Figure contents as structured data
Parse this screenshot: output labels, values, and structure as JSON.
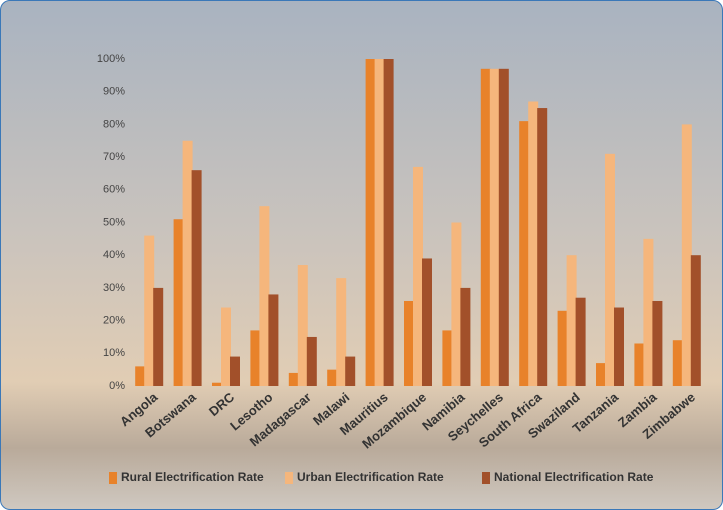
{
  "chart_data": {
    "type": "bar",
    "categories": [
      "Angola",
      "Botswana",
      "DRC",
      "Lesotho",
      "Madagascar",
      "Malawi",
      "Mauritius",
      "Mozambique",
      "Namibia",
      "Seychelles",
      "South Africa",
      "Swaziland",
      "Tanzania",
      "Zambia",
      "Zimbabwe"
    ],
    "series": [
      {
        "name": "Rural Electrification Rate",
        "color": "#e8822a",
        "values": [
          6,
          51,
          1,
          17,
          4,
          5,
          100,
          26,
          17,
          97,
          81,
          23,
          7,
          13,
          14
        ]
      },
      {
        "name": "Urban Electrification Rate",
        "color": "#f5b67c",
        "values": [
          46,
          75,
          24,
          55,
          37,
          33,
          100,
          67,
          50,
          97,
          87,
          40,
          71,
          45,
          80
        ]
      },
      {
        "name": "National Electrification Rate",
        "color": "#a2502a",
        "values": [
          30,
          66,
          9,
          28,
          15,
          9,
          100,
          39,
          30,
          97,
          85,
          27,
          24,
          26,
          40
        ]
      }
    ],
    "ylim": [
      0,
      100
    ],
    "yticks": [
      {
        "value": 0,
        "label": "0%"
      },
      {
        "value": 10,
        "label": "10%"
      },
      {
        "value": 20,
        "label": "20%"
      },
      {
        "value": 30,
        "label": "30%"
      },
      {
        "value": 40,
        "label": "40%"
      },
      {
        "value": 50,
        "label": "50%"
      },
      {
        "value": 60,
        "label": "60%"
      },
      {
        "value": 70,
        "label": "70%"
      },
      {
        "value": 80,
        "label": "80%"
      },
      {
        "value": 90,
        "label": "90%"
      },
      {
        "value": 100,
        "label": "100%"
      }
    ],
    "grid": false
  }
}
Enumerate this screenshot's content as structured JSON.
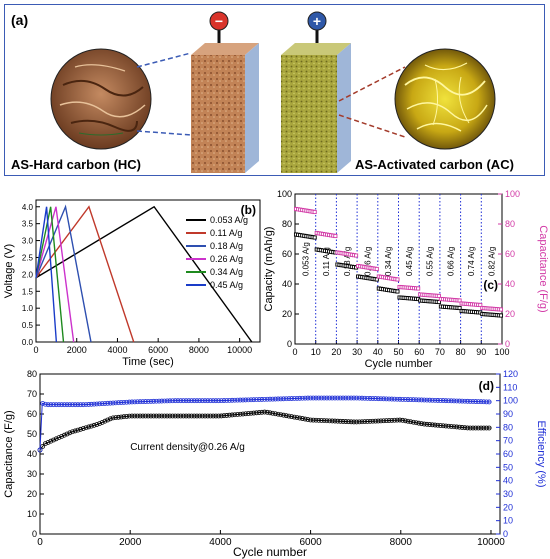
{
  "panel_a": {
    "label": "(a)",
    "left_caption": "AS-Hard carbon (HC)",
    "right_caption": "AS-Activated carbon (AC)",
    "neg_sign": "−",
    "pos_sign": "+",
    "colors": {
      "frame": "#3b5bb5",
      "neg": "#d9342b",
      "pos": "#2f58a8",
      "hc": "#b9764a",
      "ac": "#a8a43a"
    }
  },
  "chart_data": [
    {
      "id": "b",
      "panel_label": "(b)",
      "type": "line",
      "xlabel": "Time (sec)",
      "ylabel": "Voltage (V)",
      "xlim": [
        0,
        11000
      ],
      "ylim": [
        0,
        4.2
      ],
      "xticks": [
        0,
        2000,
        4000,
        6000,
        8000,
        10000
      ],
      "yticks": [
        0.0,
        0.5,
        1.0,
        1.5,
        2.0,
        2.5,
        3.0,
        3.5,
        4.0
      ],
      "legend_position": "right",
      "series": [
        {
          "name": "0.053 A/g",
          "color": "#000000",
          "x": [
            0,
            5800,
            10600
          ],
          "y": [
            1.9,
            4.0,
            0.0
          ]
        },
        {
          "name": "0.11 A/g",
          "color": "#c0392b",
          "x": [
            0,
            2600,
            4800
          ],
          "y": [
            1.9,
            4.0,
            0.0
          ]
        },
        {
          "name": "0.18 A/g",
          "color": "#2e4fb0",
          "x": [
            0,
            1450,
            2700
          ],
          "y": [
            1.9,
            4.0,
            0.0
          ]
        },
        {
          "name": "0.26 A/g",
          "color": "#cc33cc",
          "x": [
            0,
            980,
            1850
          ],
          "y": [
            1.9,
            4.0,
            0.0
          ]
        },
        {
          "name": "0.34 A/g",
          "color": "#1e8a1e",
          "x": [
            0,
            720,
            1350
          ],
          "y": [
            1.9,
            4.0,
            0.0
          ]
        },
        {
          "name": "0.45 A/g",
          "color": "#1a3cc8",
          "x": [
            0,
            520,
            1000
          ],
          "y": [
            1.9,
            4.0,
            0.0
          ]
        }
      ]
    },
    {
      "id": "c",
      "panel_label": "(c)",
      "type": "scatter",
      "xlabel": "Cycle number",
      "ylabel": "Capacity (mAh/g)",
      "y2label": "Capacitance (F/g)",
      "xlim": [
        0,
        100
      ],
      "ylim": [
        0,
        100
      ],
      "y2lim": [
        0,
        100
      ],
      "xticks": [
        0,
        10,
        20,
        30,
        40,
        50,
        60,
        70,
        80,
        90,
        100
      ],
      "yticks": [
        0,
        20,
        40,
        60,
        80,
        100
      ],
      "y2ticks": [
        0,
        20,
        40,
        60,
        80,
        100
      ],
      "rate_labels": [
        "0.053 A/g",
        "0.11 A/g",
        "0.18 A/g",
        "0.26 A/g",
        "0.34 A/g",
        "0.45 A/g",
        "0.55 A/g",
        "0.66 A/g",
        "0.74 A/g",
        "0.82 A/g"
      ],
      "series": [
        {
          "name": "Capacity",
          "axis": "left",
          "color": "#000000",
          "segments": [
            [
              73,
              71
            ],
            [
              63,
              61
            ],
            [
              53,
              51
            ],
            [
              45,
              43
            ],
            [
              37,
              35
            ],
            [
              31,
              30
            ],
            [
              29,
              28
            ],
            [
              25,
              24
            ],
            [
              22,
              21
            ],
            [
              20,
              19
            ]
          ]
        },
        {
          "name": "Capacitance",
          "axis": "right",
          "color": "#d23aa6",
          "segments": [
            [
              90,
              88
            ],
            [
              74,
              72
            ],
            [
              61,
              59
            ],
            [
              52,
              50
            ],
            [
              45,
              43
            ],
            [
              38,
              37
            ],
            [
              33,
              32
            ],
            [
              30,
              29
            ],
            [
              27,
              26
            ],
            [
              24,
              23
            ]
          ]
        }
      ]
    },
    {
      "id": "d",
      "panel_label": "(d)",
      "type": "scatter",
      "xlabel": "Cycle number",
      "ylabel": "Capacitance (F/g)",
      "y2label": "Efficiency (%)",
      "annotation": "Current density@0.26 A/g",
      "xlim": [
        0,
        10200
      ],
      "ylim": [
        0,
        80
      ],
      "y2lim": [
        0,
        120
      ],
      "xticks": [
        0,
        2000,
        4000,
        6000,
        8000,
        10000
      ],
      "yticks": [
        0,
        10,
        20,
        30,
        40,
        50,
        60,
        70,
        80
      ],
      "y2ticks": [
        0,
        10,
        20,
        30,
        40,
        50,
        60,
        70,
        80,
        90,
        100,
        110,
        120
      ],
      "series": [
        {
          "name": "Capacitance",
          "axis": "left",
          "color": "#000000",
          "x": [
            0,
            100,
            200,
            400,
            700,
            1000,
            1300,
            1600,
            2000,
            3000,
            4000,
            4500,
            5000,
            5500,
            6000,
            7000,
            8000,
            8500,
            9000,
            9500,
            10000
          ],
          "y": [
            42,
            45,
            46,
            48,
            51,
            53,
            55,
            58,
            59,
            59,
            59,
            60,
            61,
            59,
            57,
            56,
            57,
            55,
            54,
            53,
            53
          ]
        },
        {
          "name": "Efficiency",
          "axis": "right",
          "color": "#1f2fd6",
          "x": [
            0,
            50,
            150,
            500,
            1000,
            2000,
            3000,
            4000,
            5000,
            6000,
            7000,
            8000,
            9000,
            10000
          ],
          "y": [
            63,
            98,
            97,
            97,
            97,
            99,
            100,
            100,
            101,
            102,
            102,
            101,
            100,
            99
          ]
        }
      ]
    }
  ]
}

**Set task**:
Print every entry above again without changing a word, and omit the pictures.

**Reply**:
Parse this screenshot: output labels, values, and structure as JSON.
{
  "chart_data": {
    "type": "bar",
    "categories": [
      "Angola",
      "Botswana",
      "DRC",
      "Lesotho",
      "Madagascar",
      "Malawi",
      "Mauritius",
      "Mozambique",
      "Namibia",
      "Seychelles",
      "South Africa",
      "Swaziland",
      "Tanzania",
      "Zambia",
      "Zimbabwe"
    ],
    "series": [
      {
        "name": "Rural Electrification Rate",
        "color": "#e8822a",
        "values": [
          6,
          51,
          1,
          17,
          4,
          5,
          100,
          26,
          17,
          97,
          81,
          23,
          7,
          13,
          14
        ]
      },
      {
        "name": "Urban Electrification Rate",
        "color": "#f5b67c",
        "values": [
          46,
          75,
          24,
          55,
          37,
          33,
          100,
          67,
          50,
          97,
          87,
          40,
          71,
          45,
          80
        ]
      },
      {
        "name": "National Electrification Rate",
        "color": "#a2502a",
        "values": [
          30,
          66,
          9,
          28,
          15,
          9,
          100,
          39,
          30,
          97,
          85,
          27,
          24,
          26,
          40
        ]
      }
    ],
    "ylim": [
      0,
      100
    ],
    "yticks": [
      {
        "value": 0,
        "label": "0%"
      },
      {
        "value": 10,
        "label": "10%"
      },
      {
        "value": 20,
        "label": "20%"
      },
      {
        "value": 30,
        "label": "30%"
      },
      {
        "value": 40,
        "label": "40%"
      },
      {
        "value": 50,
        "label": "50%"
      },
      {
        "value": 60,
        "label": "60%"
      },
      {
        "value": 70,
        "label": "70%"
      },
      {
        "value": 80,
        "label": "80%"
      },
      {
        "value": 90,
        "label": "90%"
      },
      {
        "value": 100,
        "label": "100%"
      }
    ],
    "grid": false
  }
}
Enumerate this screenshot's content as structured JSON.
{
  "panel_a": {
    "label": "(a)",
    "left_caption": "AS-Hard carbon (HC)",
    "right_caption": "AS-Activated carbon (AC)",
    "neg_sign": "−",
    "pos_sign": "+",
    "colors": {
      "frame": "#3b5bb5",
      "neg": "#d9342b",
      "pos": "#2f58a8",
      "hc": "#b9764a",
      "ac": "#a8a43a"
    }
  },
  "chart_data": [
    {
      "id": "b",
      "panel_label": "(b)",
      "type": "line",
      "xlabel": "Time (sec)",
      "ylabel": "Voltage (V)",
      "xlim": [
        0,
        11000
      ],
      "ylim": [
        0,
        4.2
      ],
      "xticks": [
        0,
        2000,
        4000,
        6000,
        8000,
        10000
      ],
      "yticks": [
        0.0,
        0.5,
        1.0,
        1.5,
        2.0,
        2.5,
        3.0,
        3.5,
        4.0
      ],
      "legend_position": "right",
      "series": [
        {
          "name": "0.053 A/g",
          "color": "#000000",
          "x": [
            0,
            5800,
            10600
          ],
          "y": [
            1.9,
            4.0,
            0.0
          ]
        },
        {
          "name": "0.11 A/g",
          "color": "#c0392b",
          "x": [
            0,
            2600,
            4800
          ],
          "y": [
            1.9,
            4.0,
            0.0
          ]
        },
        {
          "name": "0.18 A/g",
          "color": "#2e4fb0",
          "x": [
            0,
            1450,
            2700
          ],
          "y": [
            1.9,
            4.0,
            0.0
          ]
        },
        {
          "name": "0.26 A/g",
          "color": "#cc33cc",
          "x": [
            0,
            980,
            1850
          ],
          "y": [
            1.9,
            4.0,
            0.0
          ]
        },
        {
          "name": "0.34 A/g",
          "color": "#1e8a1e",
          "x": [
            0,
            720,
            1350
          ],
          "y": [
            1.9,
            4.0,
            0.0
          ]
        },
        {
          "name": "0.45 A/g",
          "color": "#1a3cc8",
          "x": [
            0,
            520,
            1000
          ],
          "y": [
            1.9,
            4.0,
            0.0
          ]
        }
      ]
    },
    {
      "id": "c",
      "panel_label": "(c)",
      "type": "scatter",
      "xlabel": "Cycle number",
      "ylabel": "Capacity (mAh/g)",
      "y2label": "Capacitance (F/g)",
      "xlim": [
        0,
        100
      ],
      "ylim": [
        0,
        100
      ],
      "y2lim": [
        0,
        100
      ],
      "xticks": [
        0,
        10,
        20,
        30,
        40,
        50,
        60,
        70,
        80,
        90,
        100
      ],
      "yticks": [
        0,
        20,
        40,
        60,
        80,
        100
      ],
      "y2ticks": [
        0,
        20,
        40,
        60,
        80,
        100
      ],
      "rate_labels": [
        "0.053 A/g",
        "0.11 A/g",
        "0.18 A/g",
        "0.26 A/g",
        "0.34 A/g",
        "0.45 A/g",
        "0.55 A/g",
        "0.66 A/g",
        "0.74 A/g",
        "0.82 A/g"
      ],
      "series": [
        {
          "name": "Capacity",
          "axis": "left",
          "color": "#000000",
          "segments": [
            [
              73,
              71
            ],
            [
              63,
              61
            ],
            [
              53,
              51
            ],
            [
              45,
              43
            ],
            [
              37,
              35
            ],
            [
              31,
              30
            ],
            [
              29,
              28
            ],
            [
              25,
              24
            ],
            [
              22,
              21
            ],
            [
              20,
              19
            ]
          ]
        },
        {
          "name": "Capacitance",
          "axis": "right",
          "color": "#d23aa6",
          "segments": [
            [
              90,
              88
            ],
            [
              74,
              72
            ],
            [
              61,
              59
            ],
            [
              52,
              50
            ],
            [
              45,
              43
            ],
            [
              38,
              37
            ],
            [
              33,
              32
            ],
            [
              30,
              29
            ],
            [
              27,
              26
            ],
            [
              24,
              23
            ]
          ]
        }
      ]
    },
    {
      "id": "d",
      "panel_label": "(d)",
      "type": "scatter",
      "xlabel": "Cycle number",
      "ylabel": "Capacitance (F/g)",
      "y2label": "Efficiency (%)",
      "annotation": "Current density@0.26 A/g",
      "xlim": [
        0,
        10200
      ],
      "ylim": [
        0,
        80
      ],
      "y2lim": [
        0,
        120
      ],
      "xticks": [
        0,
        2000,
        4000,
        6000,
        8000,
        10000
      ],
      "yticks": [
        0,
        10,
        20,
        30,
        40,
        50,
        60,
        70,
        80
      ],
      "y2ticks": [
        0,
        10,
        20,
        30,
        40,
        50,
        60,
        70,
        80,
        90,
        100,
        110,
        120
      ],
      "series": [
        {
          "name": "Capacitance",
          "axis": "left",
          "color": "#000000",
          "x": [
            0,
            100,
            200,
            400,
            700,
            1000,
            1300,
            1600,
            2000,
            3000,
            4000,
            4500,
            5000,
            5500,
            6000,
            7000,
            8000,
            8500,
            9000,
            9500,
            10000
          ],
          "y": [
            42,
            45,
            46,
            48,
            51,
            53,
            55,
            58,
            59,
            59,
            59,
            60,
            61,
            59,
            57,
            56,
            57,
            55,
            54,
            53,
            53
          ]
        },
        {
          "name": "Efficiency",
          "axis": "right",
          "color": "#1f2fd6",
          "x": [
            0,
            50,
            150,
            500,
            1000,
            2000,
            3000,
            4000,
            5000,
            6000,
            7000,
            8000,
            9000,
            10000
          ],
          "y": [
            63,
            98,
            97,
            97,
            97,
            99,
            100,
            100,
            101,
            102,
            102,
            101,
            100,
            99
          ]
        }
      ]
    }
  ]
}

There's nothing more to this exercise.